CHALLENGE: Work through the data and report how many lines include the string "Fabricação", giving the number alone.

* BEGIN *

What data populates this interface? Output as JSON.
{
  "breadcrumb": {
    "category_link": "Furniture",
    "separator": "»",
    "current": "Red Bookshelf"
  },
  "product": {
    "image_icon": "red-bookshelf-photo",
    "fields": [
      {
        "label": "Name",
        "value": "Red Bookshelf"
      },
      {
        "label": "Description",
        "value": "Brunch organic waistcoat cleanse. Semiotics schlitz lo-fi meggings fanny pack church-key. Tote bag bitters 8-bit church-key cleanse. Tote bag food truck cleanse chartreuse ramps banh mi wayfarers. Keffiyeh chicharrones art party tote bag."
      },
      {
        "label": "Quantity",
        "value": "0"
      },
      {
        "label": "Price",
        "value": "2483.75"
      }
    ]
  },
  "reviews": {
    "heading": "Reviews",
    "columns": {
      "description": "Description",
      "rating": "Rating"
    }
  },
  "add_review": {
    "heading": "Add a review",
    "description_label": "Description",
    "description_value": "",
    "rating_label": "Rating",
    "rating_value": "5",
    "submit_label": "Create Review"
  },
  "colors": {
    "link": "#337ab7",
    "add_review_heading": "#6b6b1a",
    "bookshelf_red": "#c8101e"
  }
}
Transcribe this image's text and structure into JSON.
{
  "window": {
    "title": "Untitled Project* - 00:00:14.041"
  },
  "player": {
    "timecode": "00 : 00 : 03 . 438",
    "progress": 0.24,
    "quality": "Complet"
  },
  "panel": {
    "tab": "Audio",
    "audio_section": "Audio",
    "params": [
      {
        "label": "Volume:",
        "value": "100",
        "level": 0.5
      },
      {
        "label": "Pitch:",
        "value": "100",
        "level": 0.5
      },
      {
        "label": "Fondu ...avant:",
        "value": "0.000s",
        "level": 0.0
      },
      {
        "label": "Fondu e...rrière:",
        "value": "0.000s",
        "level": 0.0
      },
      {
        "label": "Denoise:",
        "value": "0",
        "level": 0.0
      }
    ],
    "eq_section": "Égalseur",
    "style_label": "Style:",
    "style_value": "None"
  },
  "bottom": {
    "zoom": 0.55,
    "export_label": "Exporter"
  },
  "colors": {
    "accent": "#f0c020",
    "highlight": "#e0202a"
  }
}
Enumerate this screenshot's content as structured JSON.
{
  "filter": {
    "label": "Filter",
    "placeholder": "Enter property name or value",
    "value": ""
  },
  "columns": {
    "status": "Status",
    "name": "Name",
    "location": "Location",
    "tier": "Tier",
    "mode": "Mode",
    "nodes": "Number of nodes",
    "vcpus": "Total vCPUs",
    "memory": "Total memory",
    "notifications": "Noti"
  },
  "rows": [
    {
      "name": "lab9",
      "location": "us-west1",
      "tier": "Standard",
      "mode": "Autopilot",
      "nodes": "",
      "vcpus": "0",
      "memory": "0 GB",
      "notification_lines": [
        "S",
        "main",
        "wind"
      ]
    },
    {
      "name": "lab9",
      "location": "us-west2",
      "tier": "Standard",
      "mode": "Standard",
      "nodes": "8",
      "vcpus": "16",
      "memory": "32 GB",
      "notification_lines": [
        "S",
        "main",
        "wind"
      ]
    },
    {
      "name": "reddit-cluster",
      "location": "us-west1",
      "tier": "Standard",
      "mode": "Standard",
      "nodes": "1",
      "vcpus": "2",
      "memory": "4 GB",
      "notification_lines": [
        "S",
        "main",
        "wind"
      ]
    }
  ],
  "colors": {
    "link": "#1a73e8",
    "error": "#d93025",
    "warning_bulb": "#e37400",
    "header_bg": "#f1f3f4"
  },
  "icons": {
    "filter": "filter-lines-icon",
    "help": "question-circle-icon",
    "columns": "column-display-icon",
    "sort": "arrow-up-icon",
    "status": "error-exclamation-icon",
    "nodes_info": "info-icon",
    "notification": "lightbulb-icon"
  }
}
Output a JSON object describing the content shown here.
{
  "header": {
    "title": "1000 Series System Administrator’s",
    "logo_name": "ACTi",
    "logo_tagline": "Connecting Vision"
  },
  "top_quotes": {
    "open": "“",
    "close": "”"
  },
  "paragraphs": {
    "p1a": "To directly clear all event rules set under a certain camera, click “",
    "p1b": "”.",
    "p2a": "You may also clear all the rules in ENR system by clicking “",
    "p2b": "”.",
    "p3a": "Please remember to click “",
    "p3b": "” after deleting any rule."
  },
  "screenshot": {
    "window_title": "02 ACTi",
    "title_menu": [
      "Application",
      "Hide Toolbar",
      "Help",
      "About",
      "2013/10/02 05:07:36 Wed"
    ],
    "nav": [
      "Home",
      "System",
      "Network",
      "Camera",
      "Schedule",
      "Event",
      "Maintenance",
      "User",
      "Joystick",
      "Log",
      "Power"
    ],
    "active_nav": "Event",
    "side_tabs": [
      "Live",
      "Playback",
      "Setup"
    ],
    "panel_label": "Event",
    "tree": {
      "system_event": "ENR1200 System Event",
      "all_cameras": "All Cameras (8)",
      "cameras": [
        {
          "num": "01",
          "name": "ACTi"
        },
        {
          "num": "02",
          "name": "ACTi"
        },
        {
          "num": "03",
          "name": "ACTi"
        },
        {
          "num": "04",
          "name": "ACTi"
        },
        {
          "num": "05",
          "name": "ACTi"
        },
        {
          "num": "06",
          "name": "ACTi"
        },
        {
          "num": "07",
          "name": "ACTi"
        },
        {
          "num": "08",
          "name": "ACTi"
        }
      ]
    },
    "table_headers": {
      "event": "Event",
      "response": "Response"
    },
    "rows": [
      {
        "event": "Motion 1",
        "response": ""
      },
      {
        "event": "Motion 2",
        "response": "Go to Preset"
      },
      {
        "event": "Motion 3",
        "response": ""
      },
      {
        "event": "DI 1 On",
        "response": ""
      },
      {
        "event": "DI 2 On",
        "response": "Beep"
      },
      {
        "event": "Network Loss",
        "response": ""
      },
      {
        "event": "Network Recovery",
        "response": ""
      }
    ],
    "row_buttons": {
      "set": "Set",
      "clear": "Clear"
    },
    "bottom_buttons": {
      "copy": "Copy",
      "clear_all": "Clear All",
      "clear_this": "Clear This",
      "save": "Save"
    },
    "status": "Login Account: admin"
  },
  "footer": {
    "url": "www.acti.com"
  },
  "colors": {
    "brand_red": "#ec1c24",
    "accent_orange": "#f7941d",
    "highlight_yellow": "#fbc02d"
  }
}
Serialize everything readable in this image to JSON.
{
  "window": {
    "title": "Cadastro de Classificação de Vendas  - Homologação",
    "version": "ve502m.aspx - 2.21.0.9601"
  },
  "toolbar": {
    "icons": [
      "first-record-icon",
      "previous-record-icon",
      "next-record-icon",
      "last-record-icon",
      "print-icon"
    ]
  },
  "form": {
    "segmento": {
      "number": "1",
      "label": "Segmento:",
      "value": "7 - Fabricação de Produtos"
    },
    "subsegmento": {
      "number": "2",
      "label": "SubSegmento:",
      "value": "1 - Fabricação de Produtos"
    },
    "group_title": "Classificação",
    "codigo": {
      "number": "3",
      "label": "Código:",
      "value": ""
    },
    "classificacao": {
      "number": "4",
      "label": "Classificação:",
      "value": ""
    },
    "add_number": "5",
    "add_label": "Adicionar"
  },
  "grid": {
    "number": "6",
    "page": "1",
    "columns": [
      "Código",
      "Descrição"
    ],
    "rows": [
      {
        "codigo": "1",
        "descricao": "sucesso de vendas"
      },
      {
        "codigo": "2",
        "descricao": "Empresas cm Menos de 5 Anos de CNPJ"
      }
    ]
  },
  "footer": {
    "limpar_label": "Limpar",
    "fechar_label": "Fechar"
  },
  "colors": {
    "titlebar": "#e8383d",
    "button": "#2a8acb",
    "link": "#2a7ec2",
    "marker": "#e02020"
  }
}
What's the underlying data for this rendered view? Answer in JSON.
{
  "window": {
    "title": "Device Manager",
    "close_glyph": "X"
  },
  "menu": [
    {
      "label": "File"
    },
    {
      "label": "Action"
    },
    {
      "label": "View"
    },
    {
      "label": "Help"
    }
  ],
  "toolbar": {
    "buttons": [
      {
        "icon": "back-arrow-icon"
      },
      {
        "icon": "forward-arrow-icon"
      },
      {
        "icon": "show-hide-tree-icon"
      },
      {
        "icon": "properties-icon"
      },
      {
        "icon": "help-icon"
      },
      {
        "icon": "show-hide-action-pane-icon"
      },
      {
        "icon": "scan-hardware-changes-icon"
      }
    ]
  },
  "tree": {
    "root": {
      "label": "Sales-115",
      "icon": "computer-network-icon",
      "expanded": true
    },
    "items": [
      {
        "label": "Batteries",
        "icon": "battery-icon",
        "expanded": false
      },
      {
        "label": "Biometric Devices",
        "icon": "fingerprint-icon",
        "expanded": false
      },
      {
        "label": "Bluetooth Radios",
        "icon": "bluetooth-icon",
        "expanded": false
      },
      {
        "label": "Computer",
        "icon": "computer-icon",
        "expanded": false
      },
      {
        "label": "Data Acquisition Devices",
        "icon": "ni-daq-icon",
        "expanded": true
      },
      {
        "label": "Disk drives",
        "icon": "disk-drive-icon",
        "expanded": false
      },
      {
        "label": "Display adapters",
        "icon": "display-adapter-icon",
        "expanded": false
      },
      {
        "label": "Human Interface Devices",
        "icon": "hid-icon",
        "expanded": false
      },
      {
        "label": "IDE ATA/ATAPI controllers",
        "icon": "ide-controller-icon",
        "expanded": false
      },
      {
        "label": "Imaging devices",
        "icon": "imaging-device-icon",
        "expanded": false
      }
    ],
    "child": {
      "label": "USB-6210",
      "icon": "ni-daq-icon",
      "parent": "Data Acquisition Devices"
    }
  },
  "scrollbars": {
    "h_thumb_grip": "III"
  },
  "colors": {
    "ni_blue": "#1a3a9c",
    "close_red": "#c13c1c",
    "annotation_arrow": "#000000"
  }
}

* END *

IN RESPONSE: 2